What you will do: Identify the lines bearing the string "object" and gather them.

Record list:
◆ ◆ ◆

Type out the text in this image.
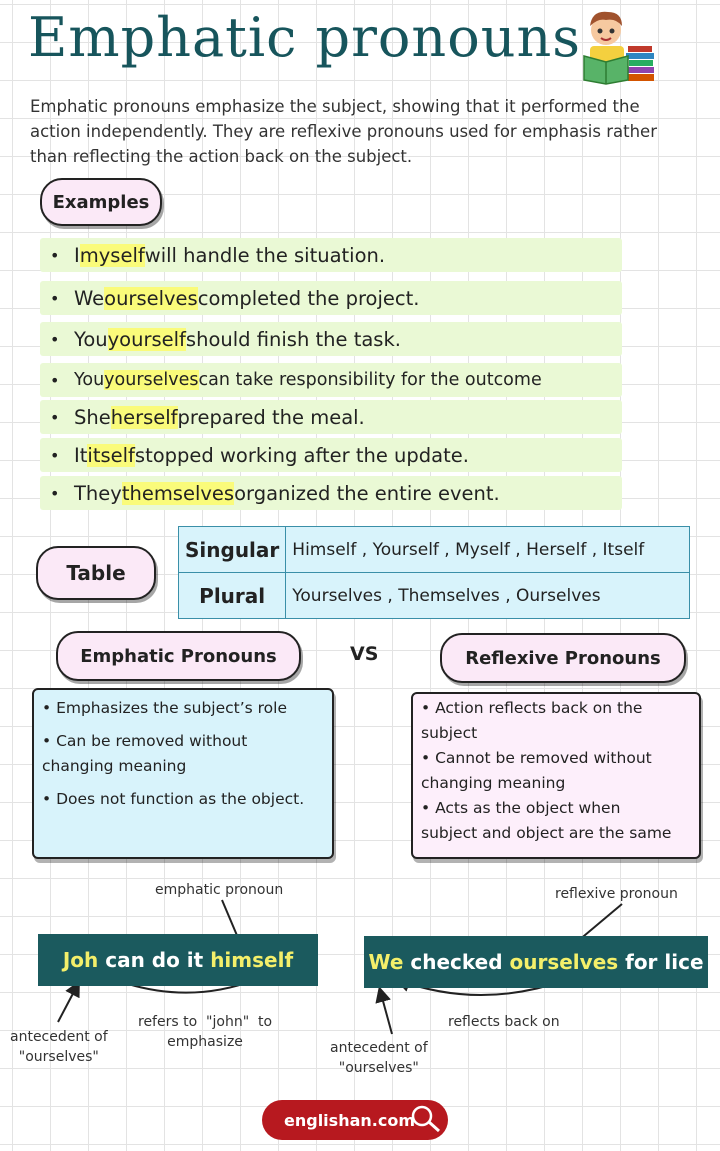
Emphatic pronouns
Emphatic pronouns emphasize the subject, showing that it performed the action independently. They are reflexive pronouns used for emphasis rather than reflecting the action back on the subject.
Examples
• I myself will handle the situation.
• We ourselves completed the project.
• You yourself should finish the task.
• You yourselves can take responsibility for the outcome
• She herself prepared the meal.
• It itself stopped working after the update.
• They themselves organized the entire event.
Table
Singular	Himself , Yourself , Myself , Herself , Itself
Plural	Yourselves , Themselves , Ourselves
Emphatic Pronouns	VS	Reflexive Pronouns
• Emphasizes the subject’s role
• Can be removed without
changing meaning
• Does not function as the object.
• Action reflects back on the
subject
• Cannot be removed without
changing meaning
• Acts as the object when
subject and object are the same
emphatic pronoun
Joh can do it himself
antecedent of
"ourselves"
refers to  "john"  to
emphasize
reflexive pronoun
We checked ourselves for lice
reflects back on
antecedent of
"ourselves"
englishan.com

◆ ◆ ◆

Correct answer:
• Does not function as the object.
• Acts as the object when
subject and object are the same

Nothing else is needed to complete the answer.